--- START GIVEN RECORDS ---

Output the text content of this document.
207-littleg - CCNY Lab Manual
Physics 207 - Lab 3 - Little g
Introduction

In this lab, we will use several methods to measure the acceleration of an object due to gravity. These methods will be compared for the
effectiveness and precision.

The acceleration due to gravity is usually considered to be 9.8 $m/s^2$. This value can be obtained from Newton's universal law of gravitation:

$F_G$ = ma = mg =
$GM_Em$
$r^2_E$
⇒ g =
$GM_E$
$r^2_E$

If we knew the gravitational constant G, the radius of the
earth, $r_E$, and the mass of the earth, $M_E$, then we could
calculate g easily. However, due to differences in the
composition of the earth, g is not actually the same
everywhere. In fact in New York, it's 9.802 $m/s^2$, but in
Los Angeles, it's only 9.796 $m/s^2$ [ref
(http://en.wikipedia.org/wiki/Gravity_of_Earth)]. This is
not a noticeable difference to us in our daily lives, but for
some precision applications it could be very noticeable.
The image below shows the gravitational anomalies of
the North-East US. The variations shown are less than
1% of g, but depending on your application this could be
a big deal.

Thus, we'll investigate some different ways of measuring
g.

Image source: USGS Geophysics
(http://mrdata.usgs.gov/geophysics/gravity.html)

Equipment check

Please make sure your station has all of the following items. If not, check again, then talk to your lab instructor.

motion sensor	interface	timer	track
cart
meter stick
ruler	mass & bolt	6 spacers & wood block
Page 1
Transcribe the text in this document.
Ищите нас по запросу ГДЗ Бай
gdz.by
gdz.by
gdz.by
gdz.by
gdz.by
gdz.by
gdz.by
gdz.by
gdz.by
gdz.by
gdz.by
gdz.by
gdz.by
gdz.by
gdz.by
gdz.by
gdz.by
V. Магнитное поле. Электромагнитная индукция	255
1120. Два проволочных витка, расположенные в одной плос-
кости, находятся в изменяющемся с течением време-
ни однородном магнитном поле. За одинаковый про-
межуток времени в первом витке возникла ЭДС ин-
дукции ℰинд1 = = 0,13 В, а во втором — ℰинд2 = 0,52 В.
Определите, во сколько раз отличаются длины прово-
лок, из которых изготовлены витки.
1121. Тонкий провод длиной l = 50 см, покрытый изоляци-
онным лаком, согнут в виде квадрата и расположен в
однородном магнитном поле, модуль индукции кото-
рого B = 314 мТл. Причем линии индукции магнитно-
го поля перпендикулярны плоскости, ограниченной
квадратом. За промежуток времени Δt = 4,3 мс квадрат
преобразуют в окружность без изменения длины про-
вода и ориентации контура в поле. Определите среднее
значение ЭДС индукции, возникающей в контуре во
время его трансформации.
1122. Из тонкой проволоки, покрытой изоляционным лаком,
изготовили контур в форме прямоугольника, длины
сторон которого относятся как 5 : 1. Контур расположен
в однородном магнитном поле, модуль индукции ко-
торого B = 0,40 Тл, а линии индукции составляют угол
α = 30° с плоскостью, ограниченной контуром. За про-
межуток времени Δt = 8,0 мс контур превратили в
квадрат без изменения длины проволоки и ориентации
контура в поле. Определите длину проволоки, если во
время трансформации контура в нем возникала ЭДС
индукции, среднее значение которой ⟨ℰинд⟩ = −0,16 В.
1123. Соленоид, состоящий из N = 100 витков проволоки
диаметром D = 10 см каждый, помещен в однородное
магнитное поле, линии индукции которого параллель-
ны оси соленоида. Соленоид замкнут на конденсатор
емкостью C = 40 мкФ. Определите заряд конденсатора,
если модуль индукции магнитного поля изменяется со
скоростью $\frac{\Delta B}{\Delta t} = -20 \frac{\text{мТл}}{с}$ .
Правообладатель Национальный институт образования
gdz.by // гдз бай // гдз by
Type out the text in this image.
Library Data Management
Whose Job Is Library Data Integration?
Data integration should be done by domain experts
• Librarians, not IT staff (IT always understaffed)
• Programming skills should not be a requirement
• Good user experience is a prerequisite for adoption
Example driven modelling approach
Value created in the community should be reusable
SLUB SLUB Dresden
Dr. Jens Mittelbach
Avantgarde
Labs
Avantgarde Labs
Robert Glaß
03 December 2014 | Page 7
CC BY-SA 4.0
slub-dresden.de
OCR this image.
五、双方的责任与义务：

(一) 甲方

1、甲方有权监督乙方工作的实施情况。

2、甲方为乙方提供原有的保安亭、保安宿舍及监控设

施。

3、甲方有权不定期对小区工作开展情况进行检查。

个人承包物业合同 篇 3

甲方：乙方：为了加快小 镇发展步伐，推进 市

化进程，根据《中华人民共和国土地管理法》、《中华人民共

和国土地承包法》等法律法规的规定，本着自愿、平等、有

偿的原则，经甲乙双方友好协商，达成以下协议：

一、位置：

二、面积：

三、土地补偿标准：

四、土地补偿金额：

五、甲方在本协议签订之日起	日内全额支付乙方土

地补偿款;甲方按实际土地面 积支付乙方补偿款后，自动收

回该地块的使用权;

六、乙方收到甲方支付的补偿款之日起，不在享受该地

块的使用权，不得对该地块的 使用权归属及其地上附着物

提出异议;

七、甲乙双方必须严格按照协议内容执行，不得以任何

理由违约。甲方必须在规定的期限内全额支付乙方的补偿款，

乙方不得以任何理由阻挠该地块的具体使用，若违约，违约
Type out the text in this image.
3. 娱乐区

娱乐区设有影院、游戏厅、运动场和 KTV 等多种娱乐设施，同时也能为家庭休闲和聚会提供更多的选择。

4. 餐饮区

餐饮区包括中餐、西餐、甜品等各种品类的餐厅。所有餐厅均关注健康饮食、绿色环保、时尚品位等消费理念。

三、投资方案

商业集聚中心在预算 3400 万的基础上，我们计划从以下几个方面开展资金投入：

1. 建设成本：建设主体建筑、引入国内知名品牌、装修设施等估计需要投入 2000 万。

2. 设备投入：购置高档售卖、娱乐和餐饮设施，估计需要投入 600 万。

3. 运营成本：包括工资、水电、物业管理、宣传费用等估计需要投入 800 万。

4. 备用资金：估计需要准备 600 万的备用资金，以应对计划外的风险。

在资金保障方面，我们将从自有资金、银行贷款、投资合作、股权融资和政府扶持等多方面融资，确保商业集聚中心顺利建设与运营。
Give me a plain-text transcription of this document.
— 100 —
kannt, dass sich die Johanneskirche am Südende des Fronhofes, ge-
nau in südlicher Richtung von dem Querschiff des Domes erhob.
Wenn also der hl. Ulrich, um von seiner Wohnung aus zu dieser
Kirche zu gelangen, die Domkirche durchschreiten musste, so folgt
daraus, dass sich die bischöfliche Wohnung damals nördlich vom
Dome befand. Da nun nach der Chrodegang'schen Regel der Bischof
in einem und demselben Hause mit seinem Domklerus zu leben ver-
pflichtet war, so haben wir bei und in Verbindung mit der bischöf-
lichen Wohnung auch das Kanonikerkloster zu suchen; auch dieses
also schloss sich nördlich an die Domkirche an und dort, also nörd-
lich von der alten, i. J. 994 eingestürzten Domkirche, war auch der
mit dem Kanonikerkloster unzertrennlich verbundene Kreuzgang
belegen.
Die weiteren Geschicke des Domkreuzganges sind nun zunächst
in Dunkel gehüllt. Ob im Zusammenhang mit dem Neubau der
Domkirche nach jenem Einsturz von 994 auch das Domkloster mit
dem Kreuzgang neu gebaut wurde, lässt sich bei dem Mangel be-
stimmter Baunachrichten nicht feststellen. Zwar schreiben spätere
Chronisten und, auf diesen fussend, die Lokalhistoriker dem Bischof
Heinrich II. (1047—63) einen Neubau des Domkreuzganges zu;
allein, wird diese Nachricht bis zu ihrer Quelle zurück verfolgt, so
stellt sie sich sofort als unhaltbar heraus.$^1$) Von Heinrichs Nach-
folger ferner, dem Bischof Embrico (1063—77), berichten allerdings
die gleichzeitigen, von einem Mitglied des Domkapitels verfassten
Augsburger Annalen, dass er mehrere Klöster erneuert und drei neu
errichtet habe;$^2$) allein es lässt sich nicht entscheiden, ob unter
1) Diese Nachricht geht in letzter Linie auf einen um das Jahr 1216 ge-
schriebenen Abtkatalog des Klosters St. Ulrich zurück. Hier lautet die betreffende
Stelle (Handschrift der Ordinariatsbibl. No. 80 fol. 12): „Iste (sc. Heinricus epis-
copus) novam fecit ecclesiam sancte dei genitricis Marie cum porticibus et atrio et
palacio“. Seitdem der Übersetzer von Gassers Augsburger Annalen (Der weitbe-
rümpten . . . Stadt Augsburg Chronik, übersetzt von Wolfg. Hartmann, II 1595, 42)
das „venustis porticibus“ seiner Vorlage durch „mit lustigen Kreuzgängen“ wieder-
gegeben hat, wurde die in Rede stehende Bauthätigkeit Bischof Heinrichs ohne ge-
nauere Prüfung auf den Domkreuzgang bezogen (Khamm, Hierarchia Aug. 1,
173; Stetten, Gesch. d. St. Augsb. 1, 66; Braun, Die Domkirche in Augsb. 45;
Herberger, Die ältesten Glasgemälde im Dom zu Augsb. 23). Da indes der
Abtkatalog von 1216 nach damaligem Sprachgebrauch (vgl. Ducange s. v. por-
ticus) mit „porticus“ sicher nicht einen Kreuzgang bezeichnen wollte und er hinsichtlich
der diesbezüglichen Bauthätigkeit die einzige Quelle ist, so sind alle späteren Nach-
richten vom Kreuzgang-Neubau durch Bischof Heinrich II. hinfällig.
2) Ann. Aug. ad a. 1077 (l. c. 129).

--- END GIVEN RECORDS ---

◆ **WRITTEN PROBLEM**
Give the number of lines above in which the word "Neubau" occurs, with nothing else.

◆ **SOLUTION BELOW**
3